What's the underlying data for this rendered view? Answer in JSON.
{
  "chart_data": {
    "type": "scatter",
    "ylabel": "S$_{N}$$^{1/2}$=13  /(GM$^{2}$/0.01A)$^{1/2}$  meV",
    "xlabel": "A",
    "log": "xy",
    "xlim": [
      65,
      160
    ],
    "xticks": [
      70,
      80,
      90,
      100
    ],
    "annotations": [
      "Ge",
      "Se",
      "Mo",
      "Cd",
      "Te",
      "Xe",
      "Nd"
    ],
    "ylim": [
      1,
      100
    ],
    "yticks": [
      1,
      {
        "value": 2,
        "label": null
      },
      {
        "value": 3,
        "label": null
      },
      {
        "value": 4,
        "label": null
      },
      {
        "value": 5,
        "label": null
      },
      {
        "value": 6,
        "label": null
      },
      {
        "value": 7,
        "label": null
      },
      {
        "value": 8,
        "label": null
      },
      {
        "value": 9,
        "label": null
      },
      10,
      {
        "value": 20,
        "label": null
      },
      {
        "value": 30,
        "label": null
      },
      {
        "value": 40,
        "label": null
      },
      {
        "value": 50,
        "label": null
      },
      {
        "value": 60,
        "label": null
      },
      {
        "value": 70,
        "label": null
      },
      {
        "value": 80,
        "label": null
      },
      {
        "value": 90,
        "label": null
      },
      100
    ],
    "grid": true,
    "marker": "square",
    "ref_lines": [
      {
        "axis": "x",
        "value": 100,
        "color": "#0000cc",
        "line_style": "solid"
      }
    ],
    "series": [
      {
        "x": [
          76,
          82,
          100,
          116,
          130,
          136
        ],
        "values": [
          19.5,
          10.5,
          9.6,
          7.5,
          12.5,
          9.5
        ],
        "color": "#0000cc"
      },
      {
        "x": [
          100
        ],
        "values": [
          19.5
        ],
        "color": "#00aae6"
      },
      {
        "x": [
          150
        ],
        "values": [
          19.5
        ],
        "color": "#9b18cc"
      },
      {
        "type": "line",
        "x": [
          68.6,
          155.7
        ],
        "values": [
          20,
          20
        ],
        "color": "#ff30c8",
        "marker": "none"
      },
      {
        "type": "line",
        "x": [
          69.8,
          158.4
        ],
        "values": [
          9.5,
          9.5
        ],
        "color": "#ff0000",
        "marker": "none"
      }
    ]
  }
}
_____
**The exercise**
Locate the lines above that contain "color" and copy them.

**Worked answer**
        "color": "#0000cc",
        "color": "#0000cc"
        "color": "#00aae6"
        "color": "#9b18cc"
        "color": "#ff30c8",
        "color": "#ff0000",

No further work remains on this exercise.